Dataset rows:
______
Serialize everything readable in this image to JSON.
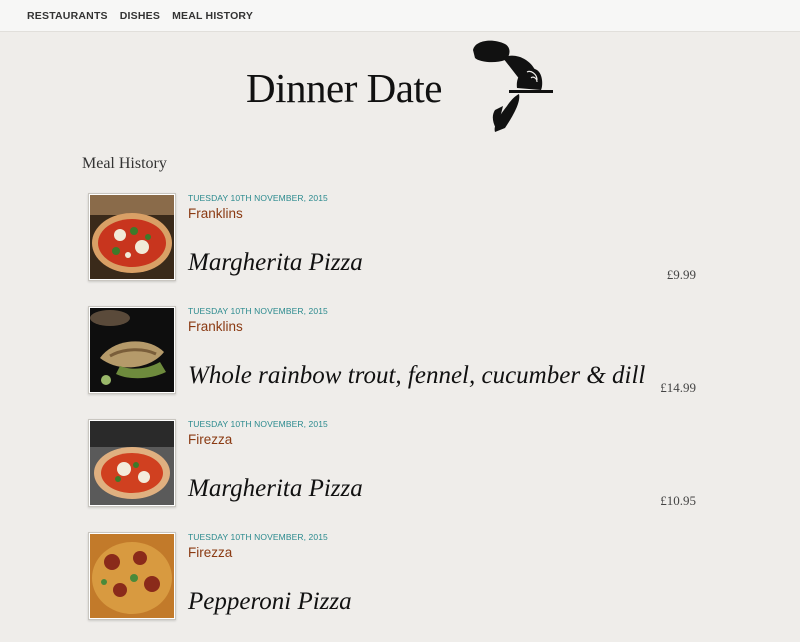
{
  "nav": {
    "items": [
      "RESTAURANTS",
      "DISHES",
      "MEAL HISTORY"
    ]
  },
  "brand": {
    "title": "Dinner Date",
    "logo_icon": "waiter-cloche-icon"
  },
  "section": {
    "title": "Meal History"
  },
  "meals": [
    {
      "date": "TUESDAY 10TH NOVEMBER, 2015",
      "restaurant": "Franklins",
      "dish": "Margherita Pizza",
      "price": "£9.99",
      "image_icon": "pizza-photo"
    },
    {
      "date": "TUESDAY 10TH NOVEMBER, 2015",
      "restaurant": "Franklins",
      "dish": "Whole rainbow trout, fennel, cucumber & dill",
      "price": "£14.99",
      "image_icon": "trout-photo"
    },
    {
      "date": "TUESDAY 10TH NOVEMBER, 2015",
      "restaurant": "Firezza",
      "dish": "Margherita Pizza",
      "price": "£10.95",
      "image_icon": "pizza-photo"
    },
    {
      "date": "TUESDAY 10TH NOVEMBER, 2015",
      "restaurant": "Firezza",
      "dish": "Pepperoni Pizza",
      "price": "",
      "image_icon": "pizza-photo"
    }
  ],
  "colors": {
    "background": "#efedea",
    "date_teal": "#2b8a8e",
    "restaurant_brown": "#8a3a12"
  }
}
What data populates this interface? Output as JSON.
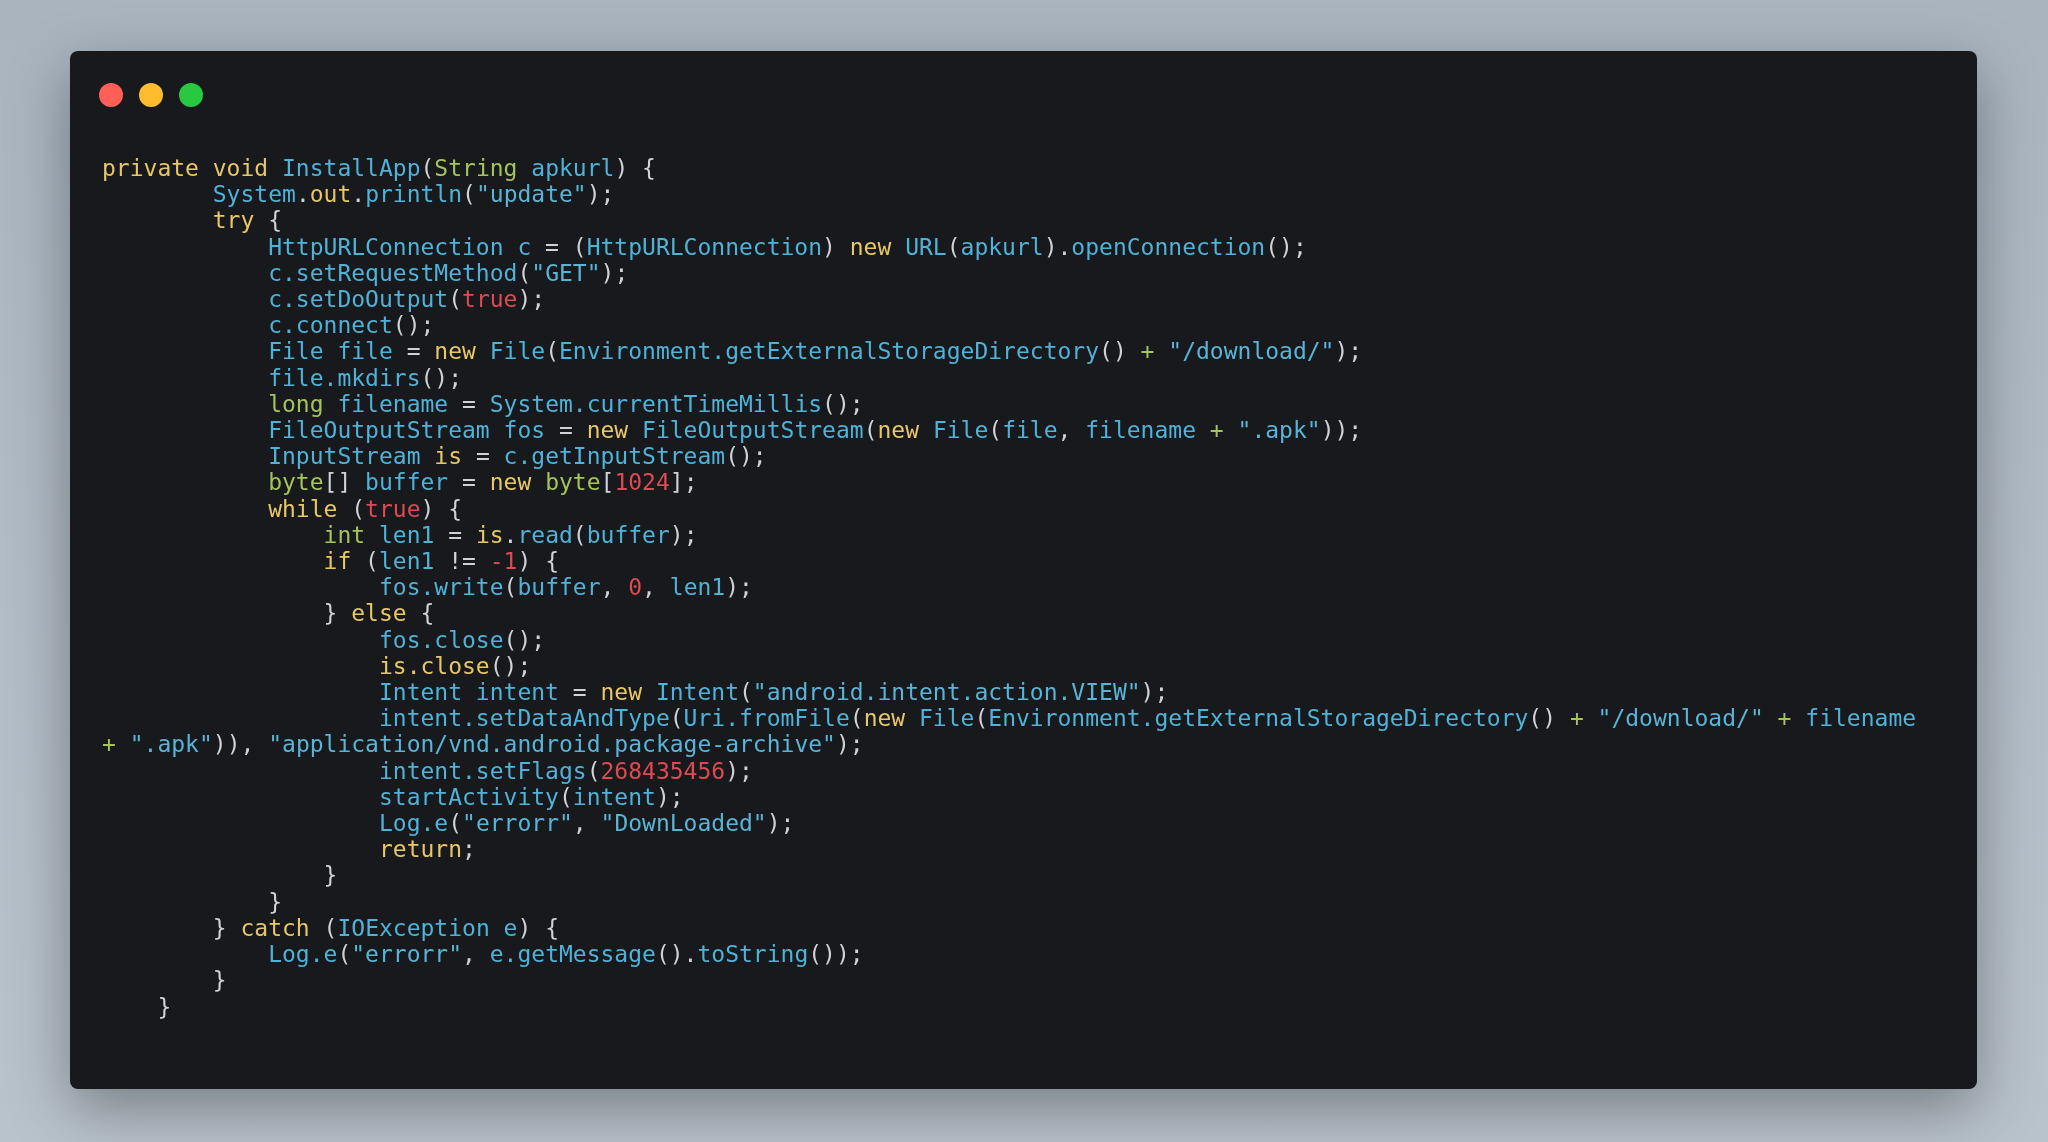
{
  "code": {
    "lines": [
      [
        {
          "text": "private void ",
          "kind": "keyword"
        },
        {
          "text": "InstallApp",
          "kind": "ident"
        },
        {
          "text": "(",
          "kind": "punct"
        },
        {
          "text": "String",
          "kind": "type"
        },
        {
          "text": " apkurl",
          "kind": "ident"
        },
        {
          "text": ") {",
          "kind": "punct"
        }
      ],
      [
        {
          "text": "        System",
          "kind": "ident"
        },
        {
          "text": ".",
          "kind": "punct"
        },
        {
          "text": "out",
          "kind": "keyword"
        },
        {
          "text": ".",
          "kind": "punct"
        },
        {
          "text": "println",
          "kind": "ident"
        },
        {
          "text": "(",
          "kind": "punct"
        },
        {
          "text": "\"update\"",
          "kind": "string"
        },
        {
          "text": ");",
          "kind": "punct"
        }
      ],
      [
        {
          "text": "        try",
          "kind": "keyword"
        },
        {
          "text": " {",
          "kind": "punct"
        }
      ],
      [
        {
          "text": "            HttpURLConnection c ",
          "kind": "ident"
        },
        {
          "text": "= (",
          "kind": "punct"
        },
        {
          "text": "HttpURLConnection",
          "kind": "ident"
        },
        {
          "text": ") ",
          "kind": "punct"
        },
        {
          "text": "new",
          "kind": "keyword"
        },
        {
          "text": " URL",
          "kind": "ident"
        },
        {
          "text": "(",
          "kind": "punct"
        },
        {
          "text": "apkurl",
          "kind": "ident"
        },
        {
          "text": ").",
          "kind": "punct"
        },
        {
          "text": "openConnection",
          "kind": "ident"
        },
        {
          "text": "();",
          "kind": "punct"
        }
      ],
      [
        {
          "text": "            c.setRequestMethod",
          "kind": "ident"
        },
        {
          "text": "(",
          "kind": "punct"
        },
        {
          "text": "\"GET\"",
          "kind": "string"
        },
        {
          "text": ");",
          "kind": "punct"
        }
      ],
      [
        {
          "text": "            c.setDoOutput",
          "kind": "ident"
        },
        {
          "text": "(",
          "kind": "punct"
        },
        {
          "text": "true",
          "kind": "number"
        },
        {
          "text": ");",
          "kind": "punct"
        }
      ],
      [
        {
          "text": "            c.connect",
          "kind": "ident"
        },
        {
          "text": "();",
          "kind": "punct"
        }
      ],
      [
        {
          "text": "            File file ",
          "kind": "ident"
        },
        {
          "text": "= ",
          "kind": "punct"
        },
        {
          "text": "new",
          "kind": "keyword"
        },
        {
          "text": " File",
          "kind": "ident"
        },
        {
          "text": "(",
          "kind": "punct"
        },
        {
          "text": "Environment.getExternalStorageDirectory",
          "kind": "ident"
        },
        {
          "text": "() ",
          "kind": "punct"
        },
        {
          "text": "+",
          "kind": "type"
        },
        {
          "text": " \"/download/\"",
          "kind": "string"
        },
        {
          "text": ");",
          "kind": "punct"
        }
      ],
      [
        {
          "text": "            file.mkdirs",
          "kind": "ident"
        },
        {
          "text": "();",
          "kind": "punct"
        }
      ],
      [
        {
          "text": "            long",
          "kind": "type"
        },
        {
          "text": " filename ",
          "kind": "ident"
        },
        {
          "text": "= ",
          "kind": "punct"
        },
        {
          "text": "System.currentTimeMillis",
          "kind": "ident"
        },
        {
          "text": "();",
          "kind": "punct"
        }
      ],
      [
        {
          "text": "            FileOutputStream fos ",
          "kind": "ident"
        },
        {
          "text": "= ",
          "kind": "punct"
        },
        {
          "text": "new",
          "kind": "keyword"
        },
        {
          "text": " FileOutputStream",
          "kind": "ident"
        },
        {
          "text": "(",
          "kind": "punct"
        },
        {
          "text": "new",
          "kind": "keyword"
        },
        {
          "text": " File",
          "kind": "ident"
        },
        {
          "text": "(",
          "kind": "punct"
        },
        {
          "text": "file",
          "kind": "ident"
        },
        {
          "text": ", ",
          "kind": "punct"
        },
        {
          "text": "filename ",
          "kind": "ident"
        },
        {
          "text": "+",
          "kind": "type"
        },
        {
          "text": " \".apk\"",
          "kind": "string"
        },
        {
          "text": "));",
          "kind": "punct"
        }
      ],
      [
        {
          "text": "            InputStream ",
          "kind": "ident"
        },
        {
          "text": "is",
          "kind": "keyword"
        },
        {
          "text": " = ",
          "kind": "punct"
        },
        {
          "text": "c.getInputStream",
          "kind": "ident"
        },
        {
          "text": "();",
          "kind": "punct"
        }
      ],
      [
        {
          "text": "            byte",
          "kind": "type"
        },
        {
          "text": "[] ",
          "kind": "punct"
        },
        {
          "text": "buffer ",
          "kind": "ident"
        },
        {
          "text": "= ",
          "kind": "punct"
        },
        {
          "text": "new",
          "kind": "keyword"
        },
        {
          "text": " byte",
          "kind": "type"
        },
        {
          "text": "[",
          "kind": "punct"
        },
        {
          "text": "1024",
          "kind": "number"
        },
        {
          "text": "];",
          "kind": "punct"
        }
      ],
      [
        {
          "text": "            while",
          "kind": "keyword"
        },
        {
          "text": " (",
          "kind": "punct"
        },
        {
          "text": "true",
          "kind": "number"
        },
        {
          "text": ") {",
          "kind": "punct"
        }
      ],
      [
        {
          "text": "                int",
          "kind": "type"
        },
        {
          "text": " len1 ",
          "kind": "ident"
        },
        {
          "text": "= ",
          "kind": "punct"
        },
        {
          "text": "is",
          "kind": "keyword"
        },
        {
          "text": ".",
          "kind": "punct"
        },
        {
          "text": "read",
          "kind": "ident"
        },
        {
          "text": "(",
          "kind": "punct"
        },
        {
          "text": "buffer",
          "kind": "ident"
        },
        {
          "text": ");",
          "kind": "punct"
        }
      ],
      [
        {
          "text": "                if",
          "kind": "keyword"
        },
        {
          "text": " (",
          "kind": "punct"
        },
        {
          "text": "len1 ",
          "kind": "ident"
        },
        {
          "text": "!= ",
          "kind": "punct"
        },
        {
          "text": "-1",
          "kind": "number"
        },
        {
          "text": ") {",
          "kind": "punct"
        }
      ],
      [
        {
          "text": "                    fos.write",
          "kind": "ident"
        },
        {
          "text": "(",
          "kind": "punct"
        },
        {
          "text": "buffer",
          "kind": "ident"
        },
        {
          "text": ", ",
          "kind": "punct"
        },
        {
          "text": "0",
          "kind": "number"
        },
        {
          "text": ", ",
          "kind": "punct"
        },
        {
          "text": "len1",
          "kind": "ident"
        },
        {
          "text": ");",
          "kind": "punct"
        }
      ],
      [
        {
          "text": "                } ",
          "kind": "punct"
        },
        {
          "text": "else",
          "kind": "keyword"
        },
        {
          "text": " {",
          "kind": "punct"
        }
      ],
      [
        {
          "text": "                    fos.close",
          "kind": "ident"
        },
        {
          "text": "();",
          "kind": "punct"
        }
      ],
      [
        {
          "text": "                    is.close",
          "kind": "keyword"
        },
        {
          "text": "();",
          "kind": "punct"
        }
      ],
      [
        {
          "text": "                    Intent intent ",
          "kind": "ident"
        },
        {
          "text": "= ",
          "kind": "punct"
        },
        {
          "text": "new",
          "kind": "keyword"
        },
        {
          "text": " Intent",
          "kind": "ident"
        },
        {
          "text": "(",
          "kind": "punct"
        },
        {
          "text": "\"android.intent.action.VIEW\"",
          "kind": "string"
        },
        {
          "text": ");",
          "kind": "punct"
        }
      ],
      [
        {
          "text": "                    intent.setDataAndType",
          "kind": "ident"
        },
        {
          "text": "(",
          "kind": "punct"
        },
        {
          "text": "Uri.fromFile",
          "kind": "ident"
        },
        {
          "text": "(",
          "kind": "punct"
        },
        {
          "text": "new",
          "kind": "keyword"
        },
        {
          "text": " File",
          "kind": "ident"
        },
        {
          "text": "(",
          "kind": "punct"
        },
        {
          "text": "Environment.getExternalStorageDirectory",
          "kind": "ident"
        },
        {
          "text": "() ",
          "kind": "punct"
        },
        {
          "text": "+",
          "kind": "type"
        },
        {
          "text": " \"/download/\" ",
          "kind": "string"
        },
        {
          "text": "+",
          "kind": "type"
        },
        {
          "text": " filename",
          "kind": "ident"
        }
      ],
      [
        {
          "text": "+",
          "kind": "type"
        },
        {
          "text": " \".apk\"",
          "kind": "string"
        },
        {
          "text": ")), ",
          "kind": "punct"
        },
        {
          "text": "\"application/vnd.android.package-archive\"",
          "kind": "string"
        },
        {
          "text": ");",
          "kind": "punct"
        }
      ],
      [
        {
          "text": "                    intent.setFlags",
          "kind": "ident"
        },
        {
          "text": "(",
          "kind": "punct"
        },
        {
          "text": "268435456",
          "kind": "number"
        },
        {
          "text": ");",
          "kind": "punct"
        }
      ],
      [
        {
          "text": "                    startActivity",
          "kind": "ident"
        },
        {
          "text": "(",
          "kind": "punct"
        },
        {
          "text": "intent",
          "kind": "ident"
        },
        {
          "text": ");",
          "kind": "punct"
        }
      ],
      [
        {
          "text": "                    Log.e",
          "kind": "ident"
        },
        {
          "text": "(",
          "kind": "punct"
        },
        {
          "text": "\"errorr\"",
          "kind": "string"
        },
        {
          "text": ", ",
          "kind": "punct"
        },
        {
          "text": "\"DownLoaded\"",
          "kind": "string"
        },
        {
          "text": ");",
          "kind": "punct"
        }
      ],
      [
        {
          "text": "                    return",
          "kind": "keyword"
        },
        {
          "text": ";",
          "kind": "punct"
        }
      ],
      [
        {
          "text": "                }",
          "kind": "punct"
        }
      ],
      [
        {
          "text": "            }",
          "kind": "punct"
        }
      ],
      [
        {
          "text": "        } ",
          "kind": "punct"
        },
        {
          "text": "catch",
          "kind": "keyword"
        },
        {
          "text": " (",
          "kind": "punct"
        },
        {
          "text": "IOException e",
          "kind": "ident"
        },
        {
          "text": ") {",
          "kind": "punct"
        }
      ],
      [
        {
          "text": "            Log.e",
          "kind": "ident"
        },
        {
          "text": "(",
          "kind": "punct"
        },
        {
          "text": "\"errorr\"",
          "kind": "string"
        },
        {
          "text": ", ",
          "kind": "punct"
        },
        {
          "text": "e.getMessage",
          "kind": "ident"
        },
        {
          "text": "().",
          "kind": "punct"
        },
        {
          "text": "toString",
          "kind": "ident"
        },
        {
          "text": "());",
          "kind": "punct"
        }
      ],
      [
        {
          "text": "        }",
          "kind": "punct"
        }
      ],
      [
        {
          "text": "    }",
          "kind": "punct"
        }
      ]
    ]
  }
}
______
Return each line among the entries that holds the word "title".

    "title": "Dinner Date",
    "title": "Meal History"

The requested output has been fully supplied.